### DIRECTIONS
Transcribe every line of the records verbatim.
____________
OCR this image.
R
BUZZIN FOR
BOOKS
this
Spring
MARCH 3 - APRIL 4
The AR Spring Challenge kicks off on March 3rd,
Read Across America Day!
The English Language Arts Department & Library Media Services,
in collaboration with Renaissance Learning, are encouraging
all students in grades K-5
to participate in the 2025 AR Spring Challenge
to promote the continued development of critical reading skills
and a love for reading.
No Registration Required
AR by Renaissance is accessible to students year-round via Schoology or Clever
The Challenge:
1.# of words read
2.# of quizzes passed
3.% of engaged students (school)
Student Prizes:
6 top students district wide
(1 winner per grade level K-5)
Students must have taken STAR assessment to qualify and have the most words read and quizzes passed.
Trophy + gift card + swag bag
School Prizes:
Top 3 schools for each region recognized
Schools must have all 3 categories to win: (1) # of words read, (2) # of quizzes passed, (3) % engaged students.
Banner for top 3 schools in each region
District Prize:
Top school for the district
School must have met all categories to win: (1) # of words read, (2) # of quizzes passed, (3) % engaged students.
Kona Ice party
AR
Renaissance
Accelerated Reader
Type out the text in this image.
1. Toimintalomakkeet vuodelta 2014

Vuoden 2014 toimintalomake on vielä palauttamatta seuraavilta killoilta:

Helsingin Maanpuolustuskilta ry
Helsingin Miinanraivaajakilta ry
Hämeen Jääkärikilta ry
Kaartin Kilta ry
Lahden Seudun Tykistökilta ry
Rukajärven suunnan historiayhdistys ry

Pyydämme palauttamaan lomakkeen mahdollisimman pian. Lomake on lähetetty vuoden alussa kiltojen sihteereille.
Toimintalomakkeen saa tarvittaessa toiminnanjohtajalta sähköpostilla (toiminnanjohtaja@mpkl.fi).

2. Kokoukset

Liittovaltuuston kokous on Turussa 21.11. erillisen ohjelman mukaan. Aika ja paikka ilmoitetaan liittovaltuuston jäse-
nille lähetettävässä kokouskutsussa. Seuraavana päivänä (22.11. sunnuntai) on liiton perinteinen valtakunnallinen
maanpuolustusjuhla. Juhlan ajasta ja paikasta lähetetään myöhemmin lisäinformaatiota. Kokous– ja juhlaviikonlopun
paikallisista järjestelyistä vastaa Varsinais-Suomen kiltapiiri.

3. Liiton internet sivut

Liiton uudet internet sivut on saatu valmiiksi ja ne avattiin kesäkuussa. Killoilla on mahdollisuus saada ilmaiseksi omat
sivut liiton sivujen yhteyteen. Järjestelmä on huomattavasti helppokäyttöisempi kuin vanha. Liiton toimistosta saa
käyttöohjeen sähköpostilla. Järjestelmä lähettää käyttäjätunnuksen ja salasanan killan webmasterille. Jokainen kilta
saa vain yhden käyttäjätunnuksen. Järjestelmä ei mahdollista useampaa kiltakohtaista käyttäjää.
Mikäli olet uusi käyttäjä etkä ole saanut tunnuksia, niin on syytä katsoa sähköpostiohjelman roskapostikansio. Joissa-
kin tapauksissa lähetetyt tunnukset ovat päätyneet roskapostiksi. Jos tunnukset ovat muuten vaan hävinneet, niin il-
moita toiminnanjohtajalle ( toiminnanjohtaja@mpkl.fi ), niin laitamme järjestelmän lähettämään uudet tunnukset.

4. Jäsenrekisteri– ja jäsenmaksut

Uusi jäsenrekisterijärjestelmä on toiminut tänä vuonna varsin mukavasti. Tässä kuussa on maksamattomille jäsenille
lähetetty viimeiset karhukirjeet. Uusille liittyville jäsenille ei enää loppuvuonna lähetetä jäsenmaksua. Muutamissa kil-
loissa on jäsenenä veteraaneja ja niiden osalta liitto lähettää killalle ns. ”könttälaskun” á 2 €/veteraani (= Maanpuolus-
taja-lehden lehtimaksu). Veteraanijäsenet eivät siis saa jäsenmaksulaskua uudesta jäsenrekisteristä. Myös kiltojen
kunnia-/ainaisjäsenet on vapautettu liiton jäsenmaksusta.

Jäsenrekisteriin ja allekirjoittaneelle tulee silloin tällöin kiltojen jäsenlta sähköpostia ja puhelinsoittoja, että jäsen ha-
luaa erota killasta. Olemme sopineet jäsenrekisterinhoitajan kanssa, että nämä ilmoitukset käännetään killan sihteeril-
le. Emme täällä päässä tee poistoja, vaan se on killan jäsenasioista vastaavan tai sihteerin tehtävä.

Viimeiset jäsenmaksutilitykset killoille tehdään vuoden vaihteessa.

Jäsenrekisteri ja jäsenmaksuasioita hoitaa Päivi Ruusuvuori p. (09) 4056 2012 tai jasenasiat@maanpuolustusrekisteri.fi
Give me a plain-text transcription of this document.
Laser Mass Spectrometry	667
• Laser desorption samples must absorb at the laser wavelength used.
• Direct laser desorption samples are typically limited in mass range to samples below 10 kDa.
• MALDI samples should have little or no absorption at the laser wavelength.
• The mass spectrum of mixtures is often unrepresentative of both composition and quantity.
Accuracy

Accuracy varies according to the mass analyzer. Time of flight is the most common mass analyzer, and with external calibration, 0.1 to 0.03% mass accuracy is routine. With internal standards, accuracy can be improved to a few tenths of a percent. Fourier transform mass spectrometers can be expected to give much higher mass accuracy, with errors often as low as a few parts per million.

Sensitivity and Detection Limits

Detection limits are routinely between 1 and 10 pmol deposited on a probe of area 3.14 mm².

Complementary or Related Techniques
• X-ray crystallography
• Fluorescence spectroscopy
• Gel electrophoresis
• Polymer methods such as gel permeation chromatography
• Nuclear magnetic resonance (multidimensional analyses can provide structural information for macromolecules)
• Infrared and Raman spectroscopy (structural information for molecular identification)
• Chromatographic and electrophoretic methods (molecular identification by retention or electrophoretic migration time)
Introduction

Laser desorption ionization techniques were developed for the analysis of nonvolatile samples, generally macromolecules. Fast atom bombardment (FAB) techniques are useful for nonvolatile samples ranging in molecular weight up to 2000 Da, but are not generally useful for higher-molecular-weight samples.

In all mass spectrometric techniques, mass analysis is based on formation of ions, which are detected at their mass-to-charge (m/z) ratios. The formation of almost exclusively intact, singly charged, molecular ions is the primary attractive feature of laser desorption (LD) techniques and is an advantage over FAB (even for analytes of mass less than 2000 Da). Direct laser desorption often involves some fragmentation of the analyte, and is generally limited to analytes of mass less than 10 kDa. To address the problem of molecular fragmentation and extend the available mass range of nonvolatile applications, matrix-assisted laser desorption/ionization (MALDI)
____________
### ANSWER TO THE TASK
OCR this image.
R
BUZZIN FOR
BOOKS
this
Spring
MARCH 3 - APRIL 4
The AR Spring Challenge kicks off on March 3rd,
Read Across America Day!
The English Language Arts Department & Library Media Services,
in collaboration with Renaissance Learning, are encouraging
all students in grades K-5
to participate in the 2025 AR Spring Challenge
to promote the continued development of critical reading skills
and a love for reading.
No Registration Required
AR by Renaissance is accessible to students year-round via Schoology or Clever
The Challenge:
1.# of words read
2.# of quizzes passed
3.% of engaged students (school)
Student Prizes:
6 top students district wide
(1 winner per grade level K-5)
Students must have taken STAR assessment to qualify and have the most words read and quizzes passed.
Trophy + gift card + swag bag
School Prizes:
Top 3 schools for each region recognized
Schools must have all 3 categories to win: (1) # of words read, (2) # of quizzes passed, (3) % engaged students.
Banner for top 3 schools in each region
District Prize:
Top school for the district
School must have met all categories to win: (1) # of words read, (2) # of quizzes passed, (3) % engaged students.
Kona Ice party
AR
Renaissance
Accelerated Reader
Type out the text in this image.
1. Toimintalomakkeet vuodelta 2014

Vuoden 2014 toimintalomake on vielä palauttamatta seuraavilta killoilta:

Helsingin Maanpuolustuskilta ry
Helsingin Miinanraivaajakilta ry
Hämeen Jääkärikilta ry
Kaartin Kilta ry
Lahden Seudun Tykistökilta ry
Rukajärven suunnan historiayhdistys ry

Pyydämme palauttamaan lomakkeen mahdollisimman pian. Lomake on lähetetty vuoden alussa kiltojen sihteereille.
Toimintalomakkeen saa tarvittaessa toiminnanjohtajalta sähköpostilla (toiminnanjohtaja@mpkl.fi).

2. Kokoukset

Liittovaltuuston kokous on Turussa 21.11. erillisen ohjelman mukaan. Aika ja paikka ilmoitetaan liittovaltuuston jäse-
nille lähetettävässä kokouskutsussa. Seuraavana päivänä (22.11. sunnuntai) on liiton perinteinen valtakunnallinen
maanpuolustusjuhla. Juhlan ajasta ja paikasta lähetetään myöhemmin lisäinformaatiota. Kokous– ja juhlaviikonlopun
paikallisista järjestelyistä vastaa Varsinais-Suomen kiltapiiri.

3. Liiton internet sivut

Liiton uudet internet sivut on saatu valmiiksi ja ne avattiin kesäkuussa. Killoilla on mahdollisuus saada ilmaiseksi omat
sivut liiton sivujen yhteyteen. Järjestelmä on huomattavasti helppokäyttöisempi kuin vanha. Liiton toimistosta saa
käyttöohjeen sähköpostilla. Järjestelmä lähettää käyttäjätunnuksen ja salasanan killan webmasterille. Jokainen kilta
saa vain yhden käyttäjätunnuksen. Järjestelmä ei mahdollista useampaa kiltakohtaista käyttäjää.
Mikäli olet uusi käyttäjä etkä ole saanut tunnuksia, niin on syytä katsoa sähköpostiohjelman roskapostikansio. Joissa-
kin tapauksissa lähetetyt tunnukset ovat päätyneet roskapostiksi. Jos tunnukset ovat muuten vaan hävinneet, niin il-
moita toiminnanjohtajalle ( toiminnanjohtaja@mpkl.fi ), niin laitamme järjestelmän lähettämään uudet tunnukset.

4. Jäsenrekisteri– ja jäsenmaksut

Uusi jäsenrekisterijärjestelmä on toiminut tänä vuonna varsin mukavasti. Tässä kuussa on maksamattomille jäsenille
lähetetty viimeiset karhukirjeet. Uusille liittyville jäsenille ei enää loppuvuonna lähetetä jäsenmaksua. Muutamissa kil-
loissa on jäsenenä veteraaneja ja niiden osalta liitto lähettää killalle ns. ”könttälaskun” á 2 €/veteraani (= Maanpuolus-
taja-lehden lehtimaksu). Veteraanijäsenet eivät siis saa jäsenmaksulaskua uudesta jäsenrekisteristä. Myös kiltojen
kunnia-/ainaisjäsenet on vapautettu liiton jäsenmaksusta.

Jäsenrekisteriin ja allekirjoittaneelle tulee silloin tällöin kiltojen jäsenlta sähköpostia ja puhelinsoittoja, että jäsen ha-
luaa erota killasta. Olemme sopineet jäsenrekisterinhoitajan kanssa, että nämä ilmoitukset käännetään killan sihteeril-
le. Emme täällä päässä tee poistoja, vaan se on killan jäsenasioista vastaavan tai sihteerin tehtävä.

Viimeiset jäsenmaksutilitykset killoille tehdään vuoden vaihteessa.

Jäsenrekisteri ja jäsenmaksuasioita hoitaa Päivi Ruusuvuori p. (09) 4056 2012 tai jasenasiat@maanpuolustusrekisteri.fi
Give me a plain-text transcription of this document.
Laser Mass Spectrometry	667
• Laser desorption samples must absorb at the laser wavelength used.
• Direct laser desorption samples are typically limited in mass range to samples below 10 kDa.
• MALDI samples should have little or no absorption at the laser wavelength.
• The mass spectrum of mixtures is often unrepresentative of both composition and quantity.
Accuracy

Accuracy varies according to the mass analyzer. Time of flight is the most common mass analyzer, and with external calibration, 0.1 to 0.03% mass accuracy is routine. With internal standards, accuracy can be improved to a few tenths of a percent. Fourier transform mass spectrometers can be expected to give much higher mass accuracy, with errors often as low as a few parts per million.

Sensitivity and Detection Limits

Detection limits are routinely between 1 and 10 pmol deposited on a probe of area 3.14 mm².

Complementary or Related Techniques
• X-ray crystallography
• Fluorescence spectroscopy
• Gel electrophoresis
• Polymer methods such as gel permeation chromatography
• Nuclear magnetic resonance (multidimensional analyses can provide structural information for macromolecules)
• Infrared and Raman spectroscopy (structural information for molecular identification)
• Chromatographic and electrophoretic methods (molecular identification by retention or electrophoretic migration time)
Introduction

Laser desorption ionization techniques were developed for the analysis of nonvolatile samples, generally macromolecules. Fast atom bombardment (FAB) techniques are useful for nonvolatile samples ranging in molecular weight up to 2000 Da, but are not generally useful for higher-molecular-weight samples.

In all mass spectrometric techniques, mass analysis is based on formation of ions, which are detected at their mass-to-charge (m/z) ratios. The formation of almost exclusively intact, singly charged, molecular ions is the primary attractive feature of laser desorption (LD) techniques and is an advantage over FAB (even for analytes of mass less than 2000 Da). Direct laser desorption often involves some fragmentation of the analyte, and is generally limited to analytes of mass less than 10 kDa. To address the problem of molecular fragmentation and extend the available mass range of nonvolatile applications, matrix-assisted laser desorption/ionization (MALDI)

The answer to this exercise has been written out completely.